**What to work on:**
The answer must consist of each line below that contains the word "begynte", copied in full.

═══ Data for processing ═══

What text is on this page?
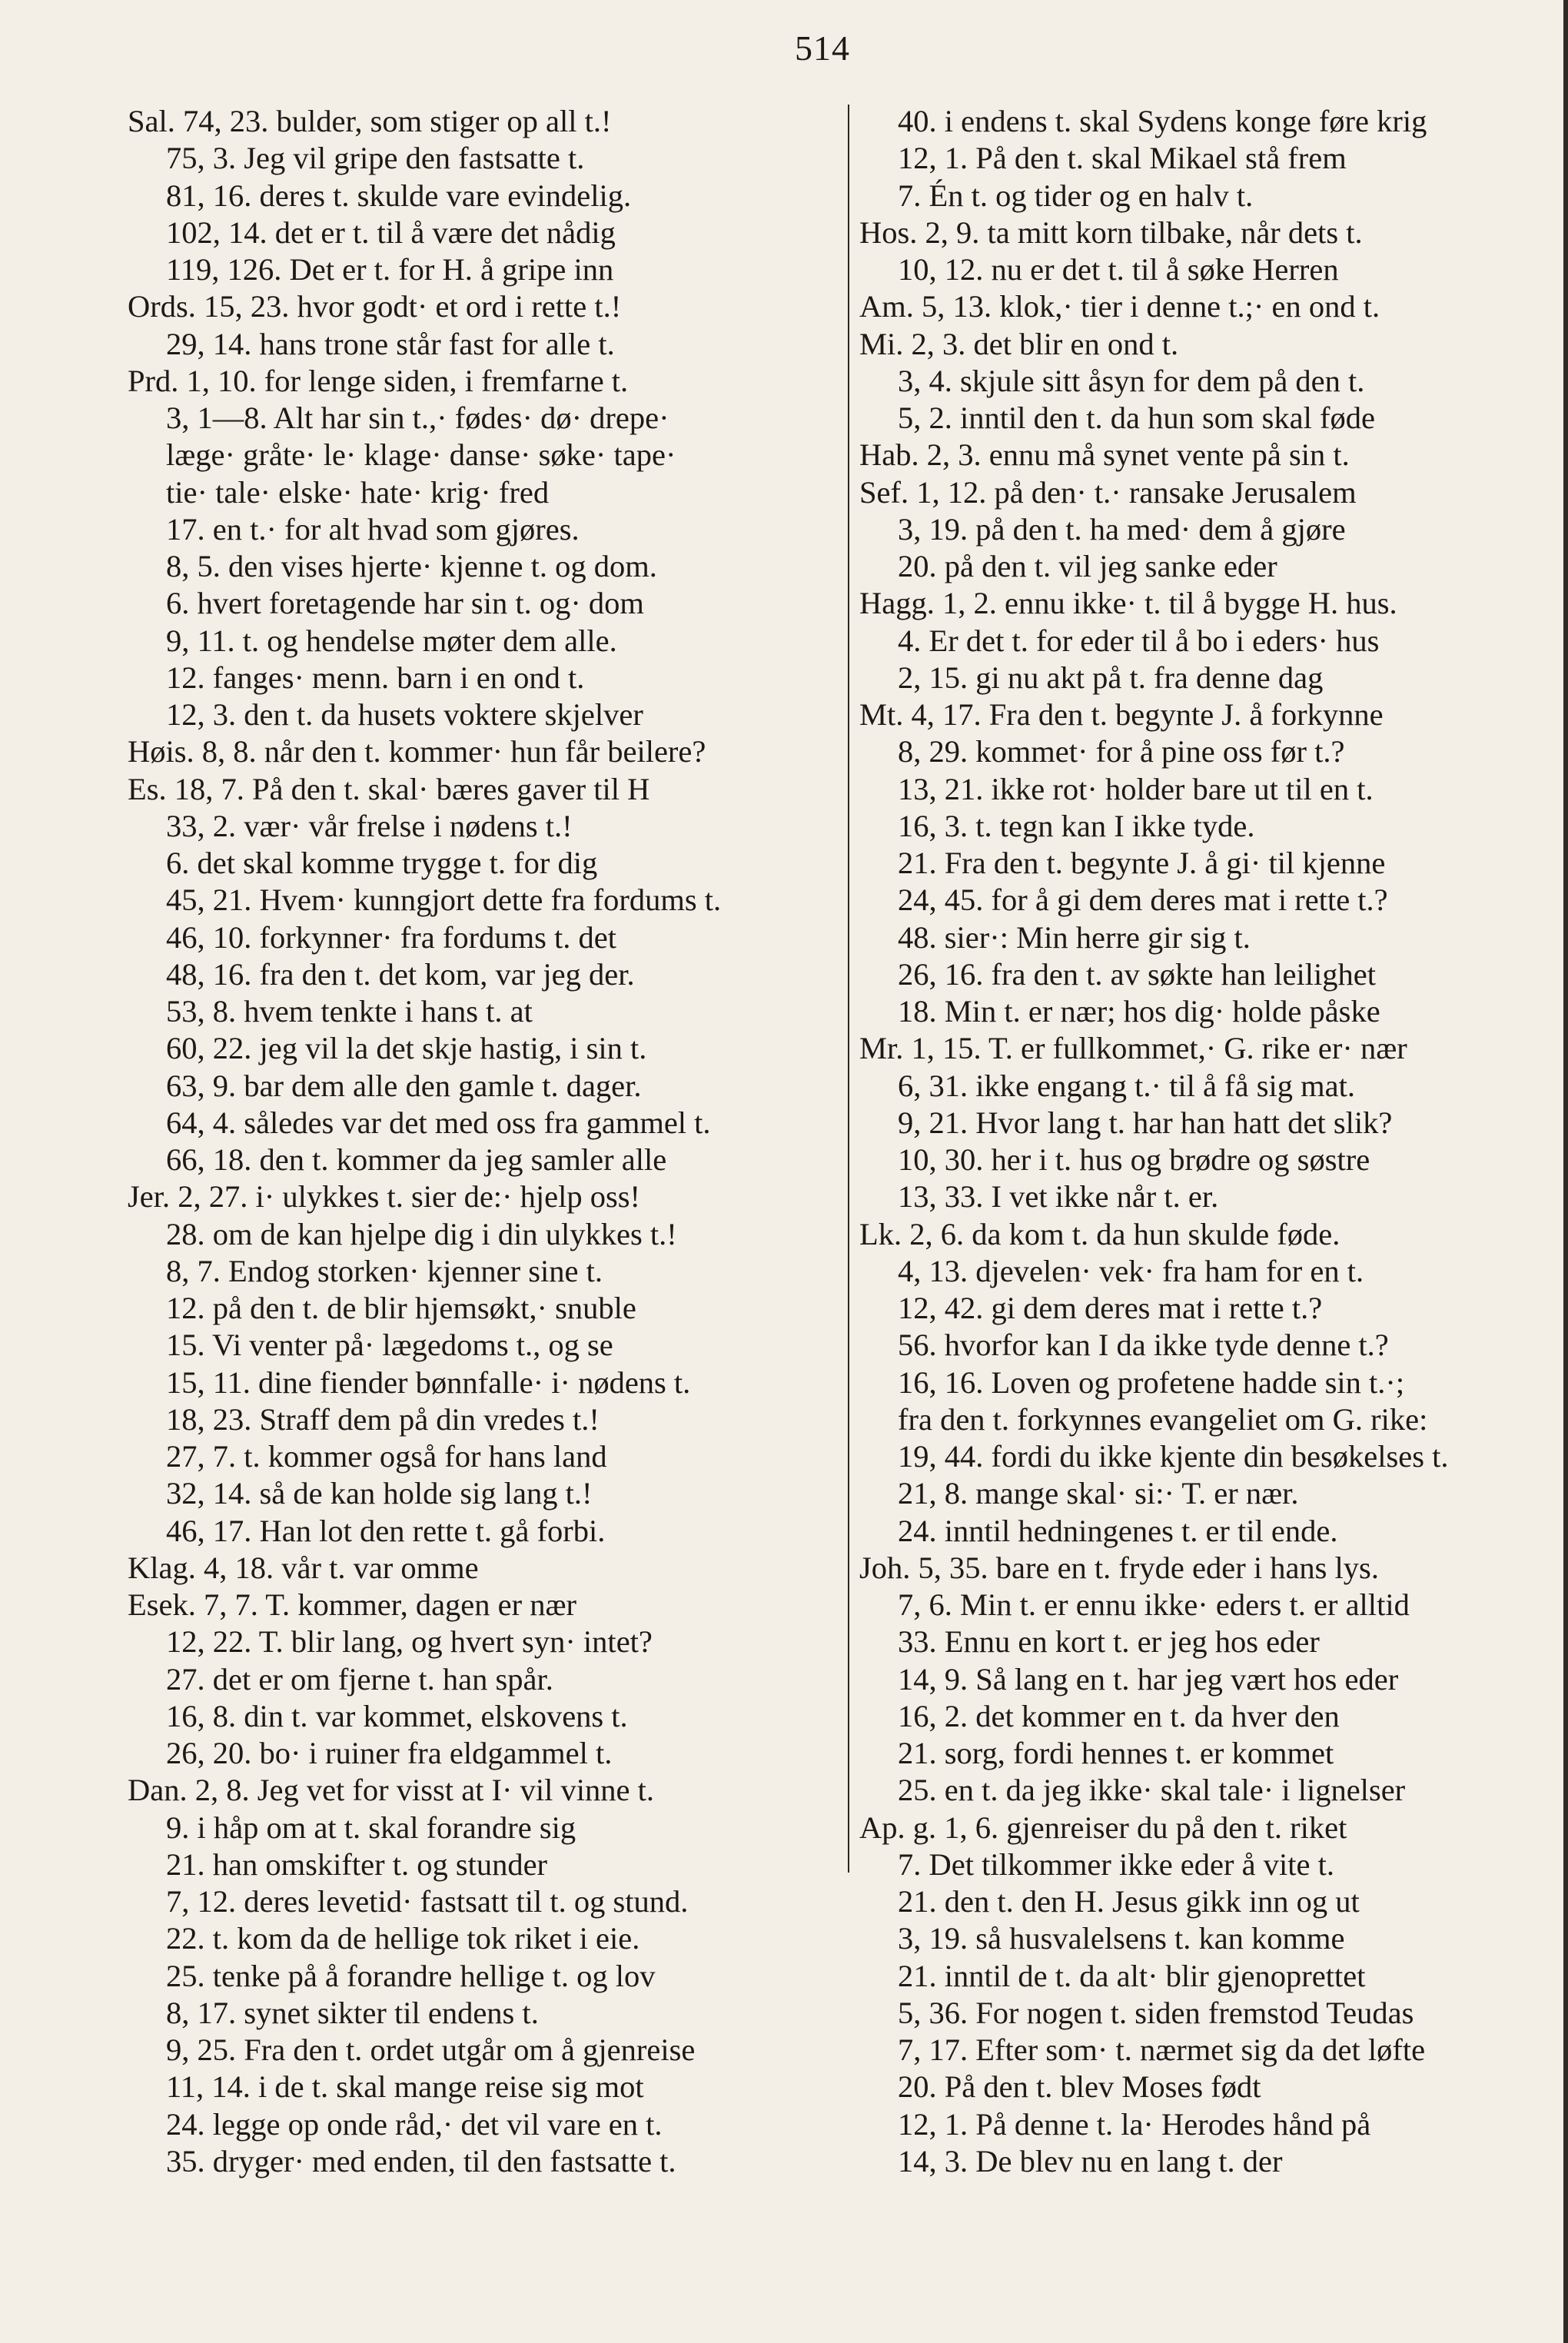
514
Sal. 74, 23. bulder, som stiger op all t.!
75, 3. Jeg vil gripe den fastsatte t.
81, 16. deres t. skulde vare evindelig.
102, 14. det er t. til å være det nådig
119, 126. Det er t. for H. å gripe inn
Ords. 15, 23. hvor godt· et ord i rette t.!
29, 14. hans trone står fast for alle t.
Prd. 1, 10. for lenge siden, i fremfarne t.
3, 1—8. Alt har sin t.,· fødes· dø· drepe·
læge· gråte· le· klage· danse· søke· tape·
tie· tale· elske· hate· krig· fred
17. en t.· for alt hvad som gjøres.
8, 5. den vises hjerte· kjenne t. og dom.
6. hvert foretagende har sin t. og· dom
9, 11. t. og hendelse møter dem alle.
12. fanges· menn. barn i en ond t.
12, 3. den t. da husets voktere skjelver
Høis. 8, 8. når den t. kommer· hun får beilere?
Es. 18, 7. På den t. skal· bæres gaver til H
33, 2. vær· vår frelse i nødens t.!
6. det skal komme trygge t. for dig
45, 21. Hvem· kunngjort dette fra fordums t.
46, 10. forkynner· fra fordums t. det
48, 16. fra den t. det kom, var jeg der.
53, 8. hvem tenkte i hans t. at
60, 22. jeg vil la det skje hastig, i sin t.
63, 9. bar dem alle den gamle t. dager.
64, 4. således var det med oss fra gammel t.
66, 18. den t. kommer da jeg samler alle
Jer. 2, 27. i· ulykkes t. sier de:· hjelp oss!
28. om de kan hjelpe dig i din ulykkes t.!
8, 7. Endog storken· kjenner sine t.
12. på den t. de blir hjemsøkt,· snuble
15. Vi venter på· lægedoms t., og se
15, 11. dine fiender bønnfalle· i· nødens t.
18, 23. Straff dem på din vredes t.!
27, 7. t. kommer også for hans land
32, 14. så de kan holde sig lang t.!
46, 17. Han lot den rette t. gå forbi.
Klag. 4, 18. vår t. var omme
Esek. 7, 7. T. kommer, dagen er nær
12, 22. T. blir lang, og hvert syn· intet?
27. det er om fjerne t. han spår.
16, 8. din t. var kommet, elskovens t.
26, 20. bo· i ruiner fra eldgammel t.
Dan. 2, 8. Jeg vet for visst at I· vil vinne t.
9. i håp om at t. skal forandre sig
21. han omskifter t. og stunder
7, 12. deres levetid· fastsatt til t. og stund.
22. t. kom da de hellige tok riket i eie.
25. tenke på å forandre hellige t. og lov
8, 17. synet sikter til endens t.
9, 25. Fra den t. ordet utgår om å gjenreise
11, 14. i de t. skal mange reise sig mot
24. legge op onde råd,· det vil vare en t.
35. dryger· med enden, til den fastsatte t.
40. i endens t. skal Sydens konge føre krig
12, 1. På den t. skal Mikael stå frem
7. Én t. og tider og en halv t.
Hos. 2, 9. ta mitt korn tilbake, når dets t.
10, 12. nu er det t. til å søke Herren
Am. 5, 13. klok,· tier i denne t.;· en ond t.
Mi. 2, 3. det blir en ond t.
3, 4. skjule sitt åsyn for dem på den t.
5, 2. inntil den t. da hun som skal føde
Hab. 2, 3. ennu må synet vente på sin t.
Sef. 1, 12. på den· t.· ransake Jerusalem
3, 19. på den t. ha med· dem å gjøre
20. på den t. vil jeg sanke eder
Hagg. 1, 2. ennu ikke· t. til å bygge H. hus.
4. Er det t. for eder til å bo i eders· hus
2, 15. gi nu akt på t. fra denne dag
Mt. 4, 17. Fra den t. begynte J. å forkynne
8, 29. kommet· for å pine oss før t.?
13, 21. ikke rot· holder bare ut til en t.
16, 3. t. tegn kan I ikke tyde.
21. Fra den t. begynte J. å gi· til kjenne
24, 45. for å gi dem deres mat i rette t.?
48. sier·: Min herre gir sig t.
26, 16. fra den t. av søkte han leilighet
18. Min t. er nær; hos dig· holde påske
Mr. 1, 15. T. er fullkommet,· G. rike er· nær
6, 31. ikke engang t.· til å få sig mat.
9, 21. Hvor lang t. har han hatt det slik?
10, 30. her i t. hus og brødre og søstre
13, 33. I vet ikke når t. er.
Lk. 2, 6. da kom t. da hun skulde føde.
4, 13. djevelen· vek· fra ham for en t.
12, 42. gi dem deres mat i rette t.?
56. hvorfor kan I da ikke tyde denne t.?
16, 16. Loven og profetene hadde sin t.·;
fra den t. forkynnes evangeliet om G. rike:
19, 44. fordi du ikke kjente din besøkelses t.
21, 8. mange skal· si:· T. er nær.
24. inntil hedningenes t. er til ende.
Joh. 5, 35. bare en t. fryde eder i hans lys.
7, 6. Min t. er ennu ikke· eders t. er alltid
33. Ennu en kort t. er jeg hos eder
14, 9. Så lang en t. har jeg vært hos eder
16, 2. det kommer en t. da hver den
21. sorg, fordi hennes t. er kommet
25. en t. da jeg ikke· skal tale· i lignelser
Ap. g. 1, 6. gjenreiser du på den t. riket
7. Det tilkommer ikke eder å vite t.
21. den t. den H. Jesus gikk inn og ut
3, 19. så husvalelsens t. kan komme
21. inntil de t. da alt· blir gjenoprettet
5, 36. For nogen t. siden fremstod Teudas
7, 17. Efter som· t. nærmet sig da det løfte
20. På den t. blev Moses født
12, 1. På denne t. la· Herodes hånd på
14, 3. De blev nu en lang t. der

═══
═══ Data for processing ═══

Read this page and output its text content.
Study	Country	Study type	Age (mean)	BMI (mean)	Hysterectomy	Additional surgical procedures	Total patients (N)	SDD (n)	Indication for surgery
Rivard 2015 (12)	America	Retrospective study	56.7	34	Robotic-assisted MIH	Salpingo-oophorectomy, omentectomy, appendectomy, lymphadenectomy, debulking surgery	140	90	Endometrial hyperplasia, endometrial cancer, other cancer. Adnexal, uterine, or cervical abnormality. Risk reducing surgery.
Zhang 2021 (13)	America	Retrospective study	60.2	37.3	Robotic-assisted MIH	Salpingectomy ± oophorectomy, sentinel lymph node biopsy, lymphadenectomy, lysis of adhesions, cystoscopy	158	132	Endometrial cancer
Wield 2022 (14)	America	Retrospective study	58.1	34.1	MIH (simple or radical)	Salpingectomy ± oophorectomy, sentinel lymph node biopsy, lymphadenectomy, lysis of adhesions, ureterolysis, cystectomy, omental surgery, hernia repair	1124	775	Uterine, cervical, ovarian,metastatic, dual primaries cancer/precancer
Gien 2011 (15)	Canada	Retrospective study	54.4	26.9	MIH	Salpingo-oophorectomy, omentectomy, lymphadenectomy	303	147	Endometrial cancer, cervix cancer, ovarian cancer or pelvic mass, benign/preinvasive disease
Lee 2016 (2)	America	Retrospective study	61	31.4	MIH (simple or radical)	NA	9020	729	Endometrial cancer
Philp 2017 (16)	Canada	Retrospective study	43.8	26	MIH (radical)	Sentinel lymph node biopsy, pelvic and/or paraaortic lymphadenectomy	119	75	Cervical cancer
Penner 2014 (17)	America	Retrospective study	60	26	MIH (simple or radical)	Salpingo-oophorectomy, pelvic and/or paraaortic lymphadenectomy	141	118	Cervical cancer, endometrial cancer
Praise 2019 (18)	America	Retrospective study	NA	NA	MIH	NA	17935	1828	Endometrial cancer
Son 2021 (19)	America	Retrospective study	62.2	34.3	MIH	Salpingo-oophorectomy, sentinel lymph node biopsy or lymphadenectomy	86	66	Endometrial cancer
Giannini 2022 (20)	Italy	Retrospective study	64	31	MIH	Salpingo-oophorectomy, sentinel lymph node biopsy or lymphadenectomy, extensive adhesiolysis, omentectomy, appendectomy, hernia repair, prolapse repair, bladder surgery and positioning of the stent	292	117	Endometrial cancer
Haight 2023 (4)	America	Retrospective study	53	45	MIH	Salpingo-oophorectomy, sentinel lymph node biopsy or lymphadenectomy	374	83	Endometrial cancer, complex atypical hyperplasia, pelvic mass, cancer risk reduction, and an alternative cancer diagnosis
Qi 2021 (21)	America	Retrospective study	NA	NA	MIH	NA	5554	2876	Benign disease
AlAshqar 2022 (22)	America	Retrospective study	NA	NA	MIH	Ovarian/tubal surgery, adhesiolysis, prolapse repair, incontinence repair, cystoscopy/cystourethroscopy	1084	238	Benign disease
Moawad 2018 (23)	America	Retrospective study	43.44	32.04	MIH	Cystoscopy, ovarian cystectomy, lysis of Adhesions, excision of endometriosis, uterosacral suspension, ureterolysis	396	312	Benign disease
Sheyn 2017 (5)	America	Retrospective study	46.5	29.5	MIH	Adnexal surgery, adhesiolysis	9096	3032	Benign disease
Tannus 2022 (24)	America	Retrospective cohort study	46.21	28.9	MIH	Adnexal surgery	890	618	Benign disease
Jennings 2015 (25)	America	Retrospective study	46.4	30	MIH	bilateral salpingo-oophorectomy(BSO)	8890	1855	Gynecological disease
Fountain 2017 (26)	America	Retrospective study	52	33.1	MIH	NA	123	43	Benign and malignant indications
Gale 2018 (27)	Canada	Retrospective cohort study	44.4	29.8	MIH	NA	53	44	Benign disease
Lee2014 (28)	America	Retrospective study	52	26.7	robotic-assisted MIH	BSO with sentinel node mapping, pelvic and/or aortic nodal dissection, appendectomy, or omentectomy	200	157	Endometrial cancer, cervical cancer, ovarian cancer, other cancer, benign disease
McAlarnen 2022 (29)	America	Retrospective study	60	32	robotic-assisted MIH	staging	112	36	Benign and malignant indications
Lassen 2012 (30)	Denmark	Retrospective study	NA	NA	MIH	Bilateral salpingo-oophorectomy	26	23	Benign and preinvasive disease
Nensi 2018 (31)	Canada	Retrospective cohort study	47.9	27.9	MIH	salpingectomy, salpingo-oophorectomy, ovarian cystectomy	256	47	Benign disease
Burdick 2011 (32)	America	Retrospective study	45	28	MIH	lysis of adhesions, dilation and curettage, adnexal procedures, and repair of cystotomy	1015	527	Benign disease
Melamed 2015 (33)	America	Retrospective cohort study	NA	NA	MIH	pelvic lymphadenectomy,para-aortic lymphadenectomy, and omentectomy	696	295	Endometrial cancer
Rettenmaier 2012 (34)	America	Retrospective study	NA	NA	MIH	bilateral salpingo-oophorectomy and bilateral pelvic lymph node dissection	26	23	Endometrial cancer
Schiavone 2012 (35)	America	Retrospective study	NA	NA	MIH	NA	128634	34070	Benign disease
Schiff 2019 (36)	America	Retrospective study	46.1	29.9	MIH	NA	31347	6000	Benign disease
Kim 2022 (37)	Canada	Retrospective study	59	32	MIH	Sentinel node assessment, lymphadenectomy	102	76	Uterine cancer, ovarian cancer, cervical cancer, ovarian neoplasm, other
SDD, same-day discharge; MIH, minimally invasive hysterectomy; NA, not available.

═══
═══ Data for processing ═══

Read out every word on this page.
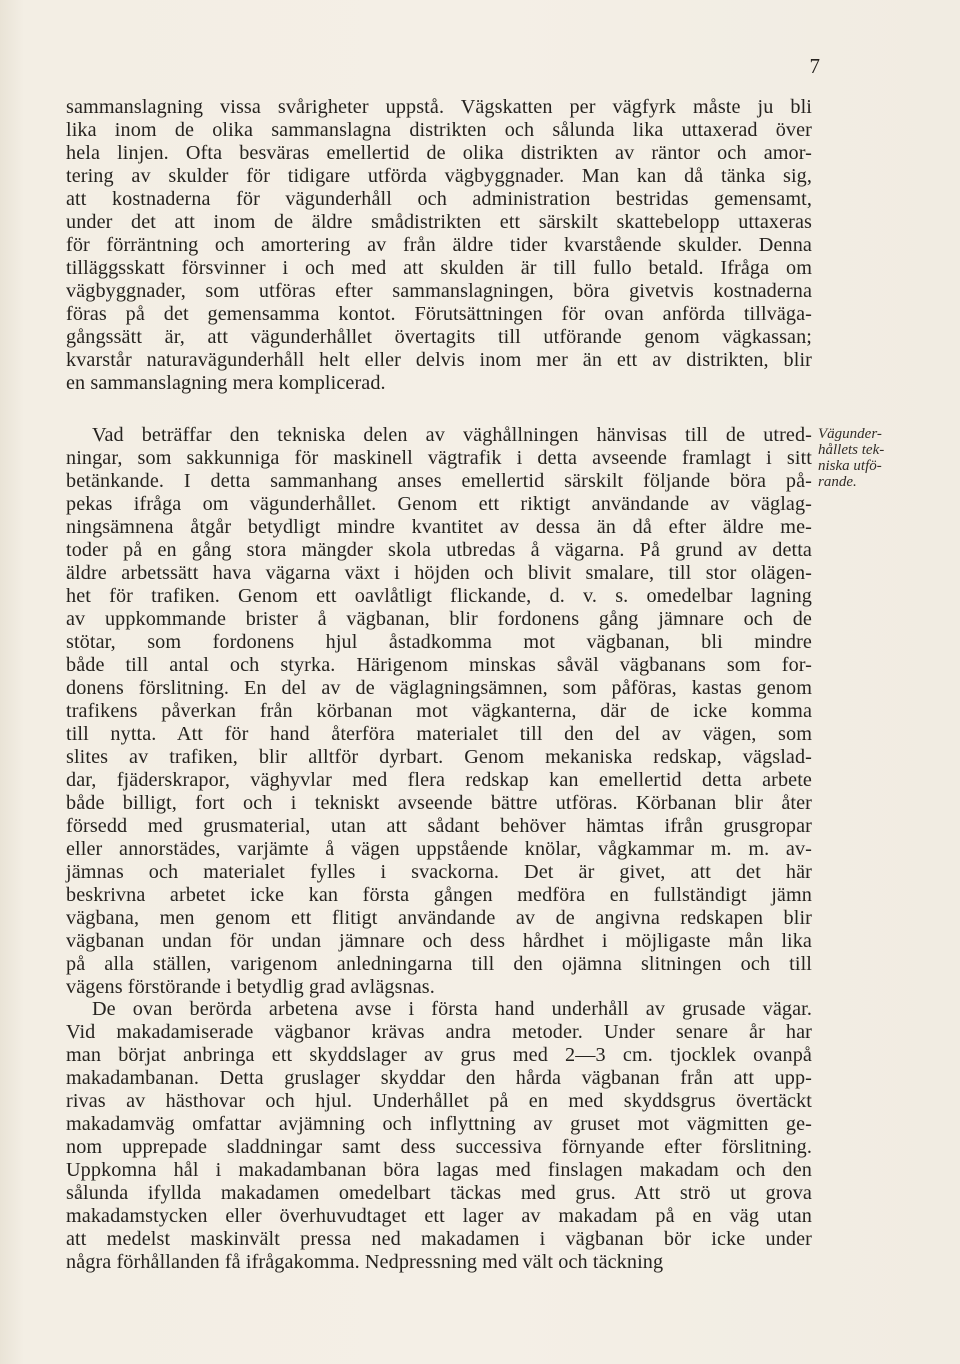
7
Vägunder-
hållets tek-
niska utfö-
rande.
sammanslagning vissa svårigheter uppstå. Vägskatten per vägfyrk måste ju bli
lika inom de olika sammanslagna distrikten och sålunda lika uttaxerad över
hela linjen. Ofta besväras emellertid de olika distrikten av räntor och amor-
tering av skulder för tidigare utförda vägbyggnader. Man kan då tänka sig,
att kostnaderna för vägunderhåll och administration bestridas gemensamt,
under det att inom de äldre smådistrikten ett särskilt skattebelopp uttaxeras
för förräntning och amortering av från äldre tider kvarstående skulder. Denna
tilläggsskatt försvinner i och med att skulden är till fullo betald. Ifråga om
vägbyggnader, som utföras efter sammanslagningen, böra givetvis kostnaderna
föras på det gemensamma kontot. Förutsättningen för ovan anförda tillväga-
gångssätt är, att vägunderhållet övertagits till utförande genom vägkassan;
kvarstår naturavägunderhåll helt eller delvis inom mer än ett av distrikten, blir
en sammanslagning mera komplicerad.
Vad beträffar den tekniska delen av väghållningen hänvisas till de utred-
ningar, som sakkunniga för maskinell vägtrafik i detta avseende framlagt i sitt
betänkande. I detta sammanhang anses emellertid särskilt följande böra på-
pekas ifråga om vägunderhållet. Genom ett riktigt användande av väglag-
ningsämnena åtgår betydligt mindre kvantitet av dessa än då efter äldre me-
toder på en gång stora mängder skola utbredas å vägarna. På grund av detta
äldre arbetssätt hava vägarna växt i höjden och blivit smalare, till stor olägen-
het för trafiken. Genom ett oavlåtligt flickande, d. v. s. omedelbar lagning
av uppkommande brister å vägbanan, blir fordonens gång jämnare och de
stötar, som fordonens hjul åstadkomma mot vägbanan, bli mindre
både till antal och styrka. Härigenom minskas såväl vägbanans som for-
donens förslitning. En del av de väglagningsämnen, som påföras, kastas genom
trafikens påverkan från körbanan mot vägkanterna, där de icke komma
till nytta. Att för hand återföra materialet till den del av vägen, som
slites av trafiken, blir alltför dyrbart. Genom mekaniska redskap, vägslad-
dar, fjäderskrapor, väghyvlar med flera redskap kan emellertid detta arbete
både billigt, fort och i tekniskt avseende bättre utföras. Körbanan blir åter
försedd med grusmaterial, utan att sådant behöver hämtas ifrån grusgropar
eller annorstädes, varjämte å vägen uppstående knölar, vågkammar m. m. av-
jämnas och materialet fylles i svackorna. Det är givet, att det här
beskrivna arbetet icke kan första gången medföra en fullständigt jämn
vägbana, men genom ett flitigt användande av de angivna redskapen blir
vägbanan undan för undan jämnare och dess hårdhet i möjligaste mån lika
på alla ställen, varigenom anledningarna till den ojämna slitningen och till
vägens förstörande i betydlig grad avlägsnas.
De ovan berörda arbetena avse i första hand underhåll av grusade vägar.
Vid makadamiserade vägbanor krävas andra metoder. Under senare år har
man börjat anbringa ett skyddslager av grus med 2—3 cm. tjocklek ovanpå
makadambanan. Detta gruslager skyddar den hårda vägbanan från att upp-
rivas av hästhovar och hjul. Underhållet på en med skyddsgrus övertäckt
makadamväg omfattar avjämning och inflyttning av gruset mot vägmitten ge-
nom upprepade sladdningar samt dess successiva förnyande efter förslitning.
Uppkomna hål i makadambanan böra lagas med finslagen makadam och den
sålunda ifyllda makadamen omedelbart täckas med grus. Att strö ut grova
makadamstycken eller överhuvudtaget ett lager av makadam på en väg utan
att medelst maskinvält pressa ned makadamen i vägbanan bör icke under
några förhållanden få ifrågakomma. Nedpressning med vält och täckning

═══

**Task answer:**
Mt. 4, 17. Fra den t. begynte J. å forkynne
21. Fra den t. begynte J. å gi· til kjenne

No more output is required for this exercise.